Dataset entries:

· · · · ·

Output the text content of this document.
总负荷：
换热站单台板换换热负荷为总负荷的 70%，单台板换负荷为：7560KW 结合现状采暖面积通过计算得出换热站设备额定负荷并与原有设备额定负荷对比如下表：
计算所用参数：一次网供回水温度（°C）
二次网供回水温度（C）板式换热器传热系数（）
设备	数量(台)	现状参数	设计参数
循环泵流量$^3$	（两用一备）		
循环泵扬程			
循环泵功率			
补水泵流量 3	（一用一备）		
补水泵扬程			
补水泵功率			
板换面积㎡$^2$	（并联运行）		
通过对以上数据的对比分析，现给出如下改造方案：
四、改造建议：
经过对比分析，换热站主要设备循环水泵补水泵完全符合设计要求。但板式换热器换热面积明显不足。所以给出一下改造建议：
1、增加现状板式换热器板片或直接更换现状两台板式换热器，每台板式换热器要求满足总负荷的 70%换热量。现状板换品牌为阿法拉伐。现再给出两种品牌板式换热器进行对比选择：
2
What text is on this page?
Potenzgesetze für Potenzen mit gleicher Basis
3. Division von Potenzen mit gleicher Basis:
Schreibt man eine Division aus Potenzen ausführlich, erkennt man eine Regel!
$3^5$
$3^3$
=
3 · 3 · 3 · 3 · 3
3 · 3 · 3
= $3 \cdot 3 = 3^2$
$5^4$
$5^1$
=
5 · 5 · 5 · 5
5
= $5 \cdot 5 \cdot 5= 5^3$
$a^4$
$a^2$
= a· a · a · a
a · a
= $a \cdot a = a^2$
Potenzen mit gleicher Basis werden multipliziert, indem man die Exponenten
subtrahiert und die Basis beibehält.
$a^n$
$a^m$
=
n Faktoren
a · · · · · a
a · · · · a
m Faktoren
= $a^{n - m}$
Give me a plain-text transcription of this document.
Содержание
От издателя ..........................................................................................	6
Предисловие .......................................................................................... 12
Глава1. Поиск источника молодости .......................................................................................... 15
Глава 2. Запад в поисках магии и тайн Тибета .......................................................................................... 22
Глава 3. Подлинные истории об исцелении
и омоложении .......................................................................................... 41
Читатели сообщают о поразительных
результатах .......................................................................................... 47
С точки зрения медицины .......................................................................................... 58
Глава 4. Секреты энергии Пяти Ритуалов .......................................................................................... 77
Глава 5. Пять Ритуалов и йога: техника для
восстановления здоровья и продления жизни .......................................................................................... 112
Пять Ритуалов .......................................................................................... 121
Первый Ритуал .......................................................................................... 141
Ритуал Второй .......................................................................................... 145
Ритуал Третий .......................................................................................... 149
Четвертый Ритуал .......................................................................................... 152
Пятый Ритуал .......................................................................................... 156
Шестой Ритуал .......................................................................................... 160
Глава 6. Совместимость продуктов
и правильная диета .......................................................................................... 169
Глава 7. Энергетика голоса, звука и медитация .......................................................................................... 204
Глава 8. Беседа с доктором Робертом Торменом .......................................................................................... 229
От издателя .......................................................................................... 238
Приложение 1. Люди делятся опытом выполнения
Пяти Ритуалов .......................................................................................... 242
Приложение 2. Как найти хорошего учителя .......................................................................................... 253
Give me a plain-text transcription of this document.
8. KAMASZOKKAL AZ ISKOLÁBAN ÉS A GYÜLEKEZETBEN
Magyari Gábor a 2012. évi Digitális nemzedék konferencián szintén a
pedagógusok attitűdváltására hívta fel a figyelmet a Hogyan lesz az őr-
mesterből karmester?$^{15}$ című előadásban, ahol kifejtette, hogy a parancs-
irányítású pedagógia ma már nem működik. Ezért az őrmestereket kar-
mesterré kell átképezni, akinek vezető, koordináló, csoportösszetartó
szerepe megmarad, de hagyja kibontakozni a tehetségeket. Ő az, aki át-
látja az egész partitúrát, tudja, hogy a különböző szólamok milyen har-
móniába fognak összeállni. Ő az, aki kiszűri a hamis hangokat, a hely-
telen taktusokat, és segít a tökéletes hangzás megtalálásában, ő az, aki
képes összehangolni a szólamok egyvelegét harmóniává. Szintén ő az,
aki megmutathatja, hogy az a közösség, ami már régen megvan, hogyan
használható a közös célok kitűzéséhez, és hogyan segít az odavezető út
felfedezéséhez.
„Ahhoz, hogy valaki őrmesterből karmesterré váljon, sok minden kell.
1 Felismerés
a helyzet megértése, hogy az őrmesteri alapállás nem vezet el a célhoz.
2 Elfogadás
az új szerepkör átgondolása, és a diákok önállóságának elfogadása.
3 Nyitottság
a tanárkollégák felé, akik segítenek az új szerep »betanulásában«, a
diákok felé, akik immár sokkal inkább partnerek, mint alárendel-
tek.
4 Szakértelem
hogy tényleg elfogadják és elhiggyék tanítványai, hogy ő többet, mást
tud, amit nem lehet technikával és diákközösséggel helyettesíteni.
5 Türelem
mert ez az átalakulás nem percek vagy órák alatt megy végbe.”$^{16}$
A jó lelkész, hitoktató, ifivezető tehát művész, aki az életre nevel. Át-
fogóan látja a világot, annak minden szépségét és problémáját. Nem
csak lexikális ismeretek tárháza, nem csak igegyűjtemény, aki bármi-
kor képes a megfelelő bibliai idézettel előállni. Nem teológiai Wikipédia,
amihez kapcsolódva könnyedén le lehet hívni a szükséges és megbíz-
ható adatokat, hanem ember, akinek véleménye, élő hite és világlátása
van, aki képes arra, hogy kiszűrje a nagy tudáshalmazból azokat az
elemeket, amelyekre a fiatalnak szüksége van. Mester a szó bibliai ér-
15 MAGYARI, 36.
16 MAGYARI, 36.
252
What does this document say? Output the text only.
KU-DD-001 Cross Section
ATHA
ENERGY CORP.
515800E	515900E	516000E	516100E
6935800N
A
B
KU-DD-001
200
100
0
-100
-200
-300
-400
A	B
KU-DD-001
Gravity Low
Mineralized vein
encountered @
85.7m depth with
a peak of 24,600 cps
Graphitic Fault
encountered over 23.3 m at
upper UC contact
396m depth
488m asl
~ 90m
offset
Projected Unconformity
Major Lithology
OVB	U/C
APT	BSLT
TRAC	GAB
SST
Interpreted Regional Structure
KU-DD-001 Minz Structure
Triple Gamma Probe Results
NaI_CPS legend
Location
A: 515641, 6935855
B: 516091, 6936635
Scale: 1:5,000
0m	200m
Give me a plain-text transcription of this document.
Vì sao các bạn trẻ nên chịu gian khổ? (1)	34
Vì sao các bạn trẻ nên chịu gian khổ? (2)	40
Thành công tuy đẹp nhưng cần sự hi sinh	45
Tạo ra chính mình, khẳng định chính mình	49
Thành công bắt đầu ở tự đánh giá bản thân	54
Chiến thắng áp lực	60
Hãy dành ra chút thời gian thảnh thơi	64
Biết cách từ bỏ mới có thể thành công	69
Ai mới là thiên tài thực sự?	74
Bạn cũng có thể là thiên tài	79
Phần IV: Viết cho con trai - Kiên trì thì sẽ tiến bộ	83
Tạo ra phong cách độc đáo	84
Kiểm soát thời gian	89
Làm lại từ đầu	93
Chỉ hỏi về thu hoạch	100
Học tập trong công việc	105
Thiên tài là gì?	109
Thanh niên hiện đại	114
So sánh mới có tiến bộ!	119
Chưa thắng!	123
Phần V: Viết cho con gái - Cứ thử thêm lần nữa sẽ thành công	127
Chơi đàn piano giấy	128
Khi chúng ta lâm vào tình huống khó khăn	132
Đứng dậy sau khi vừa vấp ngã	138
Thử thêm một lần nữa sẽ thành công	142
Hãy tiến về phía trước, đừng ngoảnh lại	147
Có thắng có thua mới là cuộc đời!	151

· · · · ·

» TASK STATEMENT: Please output the entire listing exactly as it stands.

» SOLUTION BELOW:
Output the text content of this document.
总负荷：
换热站单台板换换热负荷为总负荷的 70%，单台板换负荷为：7560KW 结合现状采暖面积通过计算得出换热站设备额定负荷并与原有设备额定负荷对比如下表：
计算所用参数：一次网供回水温度（°C）
二次网供回水温度（C）板式换热器传热系数（）
设备	数量(台)	现状参数	设计参数
循环泵流量$^3$	（两用一备）		
循环泵扬程			
循环泵功率			
补水泵流量 3	（一用一备）		
补水泵扬程			
补水泵功率			
板换面积㎡$^2$	（并联运行）		
通过对以上数据的对比分析，现给出如下改造方案：
四、改造建议：
经过对比分析，换热站主要设备循环水泵补水泵完全符合设计要求。但板式换热器换热面积明显不足。所以给出一下改造建议：
1、增加现状板式换热器板片或直接更换现状两台板式换热器，每台板式换热器要求满足总负荷的 70%换热量。现状板换品牌为阿法拉伐。现再给出两种品牌板式换热器进行对比选择：
2
What text is on this page?
Potenzgesetze für Potenzen mit gleicher Basis
3. Division von Potenzen mit gleicher Basis:
Schreibt man eine Division aus Potenzen ausführlich, erkennt man eine Regel!
$3^5$
$3^3$
=
3 · 3 · 3 · 3 · 3
3 · 3 · 3
= $3 \cdot 3 = 3^2$
$5^4$
$5^1$
=
5 · 5 · 5 · 5
5
= $5 \cdot 5 \cdot 5= 5^3$
$a^4$
$a^2$
= a· a · a · a
a · a
= $a \cdot a = a^2$
Potenzen mit gleicher Basis werden multipliziert, indem man die Exponenten
subtrahiert und die Basis beibehält.
$a^n$
$a^m$
=
n Faktoren
a · · · · · a
a · · · · a
m Faktoren
= $a^{n - m}$
Give me a plain-text transcription of this document.
Содержание
От издателя ..........................................................................................	6
Предисловие .......................................................................................... 12
Глава1. Поиск источника молодости .......................................................................................... 15
Глава 2. Запад в поисках магии и тайн Тибета .......................................................................................... 22
Глава 3. Подлинные истории об исцелении
и омоложении .......................................................................................... 41
Читатели сообщают о поразительных
результатах .......................................................................................... 47
С точки зрения медицины .......................................................................................... 58
Глава 4. Секреты энергии Пяти Ритуалов .......................................................................................... 77
Глава 5. Пять Ритуалов и йога: техника для
восстановления здоровья и продления жизни .......................................................................................... 112
Пять Ритуалов .......................................................................................... 121
Первый Ритуал .......................................................................................... 141
Ритуал Второй .......................................................................................... 145
Ритуал Третий .......................................................................................... 149
Четвертый Ритуал .......................................................................................... 152
Пятый Ритуал .......................................................................................... 156
Шестой Ритуал .......................................................................................... 160
Глава 6. Совместимость продуктов
и правильная диета .......................................................................................... 169
Глава 7. Энергетика голоса, звука и медитация .......................................................................................... 204
Глава 8. Беседа с доктором Робертом Торменом .......................................................................................... 229
От издателя .......................................................................................... 238
Приложение 1. Люди делятся опытом выполнения
Пяти Ритуалов .......................................................................................... 242
Приложение 2. Как найти хорошего учителя .......................................................................................... 253
Give me a plain-text transcription of this document.
8. KAMASZOKKAL AZ ISKOLÁBAN ÉS A GYÜLEKEZETBEN
Magyari Gábor a 2012. évi Digitális nemzedék konferencián szintén a
pedagógusok attitűdváltására hívta fel a figyelmet a Hogyan lesz az őr-
mesterből karmester?$^{15}$ című előadásban, ahol kifejtette, hogy a parancs-
irányítású pedagógia ma már nem működik. Ezért az őrmestereket kar-
mesterré kell átképezni, akinek vezető, koordináló, csoportösszetartó
szerepe megmarad, de hagyja kibontakozni a tehetségeket. Ő az, aki át-
látja az egész partitúrát, tudja, hogy a különböző szólamok milyen har-
móniába fognak összeállni. Ő az, aki kiszűri a hamis hangokat, a hely-
telen taktusokat, és segít a tökéletes hangzás megtalálásában, ő az, aki
képes összehangolni a szólamok egyvelegét harmóniává. Szintén ő az,
aki megmutathatja, hogy az a közösség, ami már régen megvan, hogyan
használható a közös célok kitűzéséhez, és hogyan segít az odavezető út
felfedezéséhez.
„Ahhoz, hogy valaki őrmesterből karmesterré váljon, sok minden kell.
1 Felismerés
a helyzet megértése, hogy az őrmesteri alapállás nem vezet el a célhoz.
2 Elfogadás
az új szerepkör átgondolása, és a diákok önállóságának elfogadása.
3 Nyitottság
a tanárkollégák felé, akik segítenek az új szerep »betanulásában«, a
diákok felé, akik immár sokkal inkább partnerek, mint alárendel-
tek.
4 Szakértelem
hogy tényleg elfogadják és elhiggyék tanítványai, hogy ő többet, mást
tud, amit nem lehet technikával és diákközösséggel helyettesíteni.
5 Türelem
mert ez az átalakulás nem percek vagy órák alatt megy végbe.”$^{16}$
A jó lelkész, hitoktató, ifivezető tehát művész, aki az életre nevel. Át-
fogóan látja a világot, annak minden szépségét és problémáját. Nem
csak lexikális ismeretek tárháza, nem csak igegyűjtemény, aki bármi-
kor képes a megfelelő bibliai idézettel előállni. Nem teológiai Wikipédia,
amihez kapcsolódva könnyedén le lehet hívni a szükséges és megbíz-
ható adatokat, hanem ember, akinek véleménye, élő hite és világlátása
van, aki képes arra, hogy kiszűrje a nagy tudáshalmazból azokat az
elemeket, amelyekre a fiatalnak szüksége van. Mester a szó bibliai ér-
15 MAGYARI, 36.
16 MAGYARI, 36.
252
What does this document say? Output the text only.
KU-DD-001 Cross Section
ATHA
ENERGY CORP.
515800E	515900E	516000E	516100E
6935800N
A
B
KU-DD-001
200
100
0
-100
-200
-300
-400
A	B
KU-DD-001
Gravity Low
Mineralized vein
encountered @
85.7m depth with
a peak of 24,600 cps
Graphitic Fault
encountered over 23.3 m at
upper UC contact
396m depth
488m asl
~ 90m
offset
Projected Unconformity
Major Lithology
OVB	U/C
APT	BSLT
TRAC	GAB
SST
Interpreted Regional Structure
KU-DD-001 Minz Structure
Triple Gamma Probe Results
NaI_CPS legend
Location
A: 515641, 6935855
B: 516091, 6936635
Scale: 1:5,000
0m	200m
Give me a plain-text transcription of this document.
Vì sao các bạn trẻ nên chịu gian khổ? (1)	34
Vì sao các bạn trẻ nên chịu gian khổ? (2)	40
Thành công tuy đẹp nhưng cần sự hi sinh	45
Tạo ra chính mình, khẳng định chính mình	49
Thành công bắt đầu ở tự đánh giá bản thân	54
Chiến thắng áp lực	60
Hãy dành ra chút thời gian thảnh thơi	64
Biết cách từ bỏ mới có thể thành công	69
Ai mới là thiên tài thực sự?	74
Bạn cũng có thể là thiên tài	79
Phần IV: Viết cho con trai - Kiên trì thì sẽ tiến bộ	83
Tạo ra phong cách độc đáo	84
Kiểm soát thời gian	89
Làm lại từ đầu	93
Chỉ hỏi về thu hoạch	100
Học tập trong công việc	105
Thiên tài là gì?	109
Thanh niên hiện đại	114
So sánh mới có tiến bộ!	119
Chưa thắng!	123
Phần V: Viết cho con gái - Cứ thử thêm lần nữa sẽ thành công	127
Chơi đàn piano giấy	128
Khi chúng ta lâm vào tình huống khó khăn	132
Đứng dậy sau khi vừa vấp ngã	138
Thử thêm một lần nữa sẽ thành công	142
Hãy tiến về phía trước, đừng ngoảnh lại	147
Có thắng có thua mới là cuộc đời!	151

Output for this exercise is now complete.